Exercise directions: All records must be quoted exactly. Omit the pictures.

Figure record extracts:
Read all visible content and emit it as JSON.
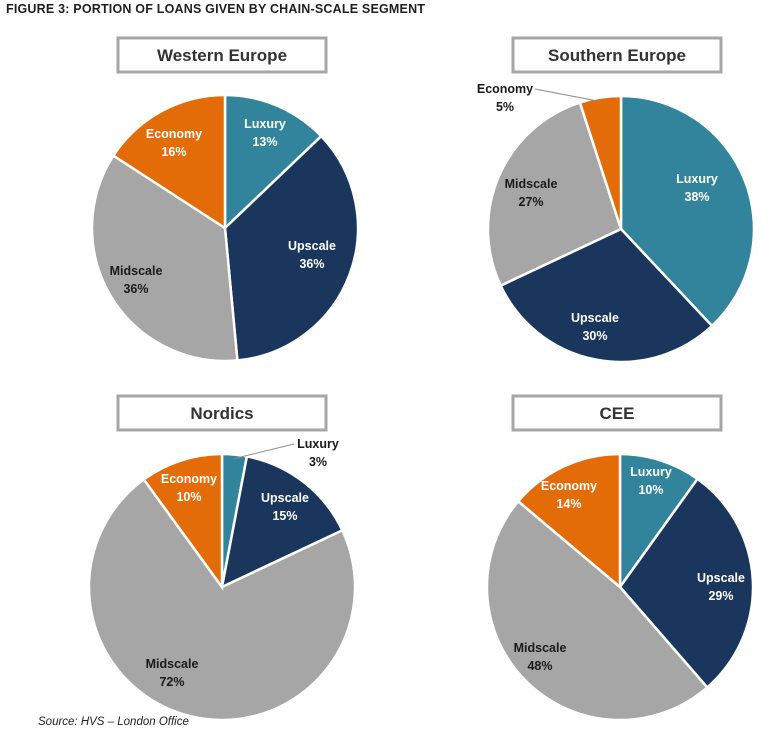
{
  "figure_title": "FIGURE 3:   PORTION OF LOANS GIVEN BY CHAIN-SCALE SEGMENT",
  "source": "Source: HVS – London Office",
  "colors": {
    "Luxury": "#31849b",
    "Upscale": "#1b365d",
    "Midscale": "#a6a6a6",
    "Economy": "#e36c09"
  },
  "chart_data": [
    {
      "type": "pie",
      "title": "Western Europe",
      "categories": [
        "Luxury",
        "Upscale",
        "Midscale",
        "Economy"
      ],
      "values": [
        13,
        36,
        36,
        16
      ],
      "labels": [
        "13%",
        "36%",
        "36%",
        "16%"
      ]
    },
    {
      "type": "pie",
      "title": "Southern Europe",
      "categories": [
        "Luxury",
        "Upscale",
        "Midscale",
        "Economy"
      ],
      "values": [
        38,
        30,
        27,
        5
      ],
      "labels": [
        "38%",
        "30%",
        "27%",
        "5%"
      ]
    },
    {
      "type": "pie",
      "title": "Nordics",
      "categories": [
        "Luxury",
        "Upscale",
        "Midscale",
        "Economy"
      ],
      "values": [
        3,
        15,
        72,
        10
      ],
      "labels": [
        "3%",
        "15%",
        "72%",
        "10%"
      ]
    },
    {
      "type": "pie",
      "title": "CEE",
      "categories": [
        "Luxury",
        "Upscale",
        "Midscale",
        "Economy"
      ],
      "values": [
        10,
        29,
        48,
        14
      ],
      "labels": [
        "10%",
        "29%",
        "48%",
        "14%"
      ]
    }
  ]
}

Answer in full:
Read all visible content and emit it as JSON.
{
  "figure_title": "FIGURE 3:   PORTION OF LOANS GIVEN BY CHAIN-SCALE SEGMENT",
  "source": "Source: HVS – London Office",
  "colors": {
    "Luxury": "#31849b",
    "Upscale": "#1b365d",
    "Midscale": "#a6a6a6",
    "Economy": "#e36c09"
  },
  "chart_data": [
    {
      "type": "pie",
      "title": "Western Europe",
      "categories": [
        "Luxury",
        "Upscale",
        "Midscale",
        "Economy"
      ],
      "values": [
        13,
        36,
        36,
        16
      ],
      "labels": [
        "13%",
        "36%",
        "36%",
        "16%"
      ]
    },
    {
      "type": "pie",
      "title": "Southern Europe",
      "categories": [
        "Luxury",
        "Upscale",
        "Midscale",
        "Economy"
      ],
      "values": [
        38,
        30,
        27,
        5
      ],
      "labels": [
        "38%",
        "30%",
        "27%",
        "5%"
      ]
    },
    {
      "type": "pie",
      "title": "Nordics",
      "categories": [
        "Luxury",
        "Upscale",
        "Midscale",
        "Economy"
      ],
      "values": [
        3,
        15,
        72,
        10
      ],
      "labels": [
        "3%",
        "15%",
        "72%",
        "10%"
      ]
    },
    {
      "type": "pie",
      "title": "CEE",
      "categories": [
        "Luxury",
        "Upscale",
        "Midscale",
        "Economy"
      ],
      "values": [
        10,
        29,
        48,
        14
      ],
      "labels": [
        "10%",
        "29%",
        "48%",
        "14%"
      ]
    }
  ]
}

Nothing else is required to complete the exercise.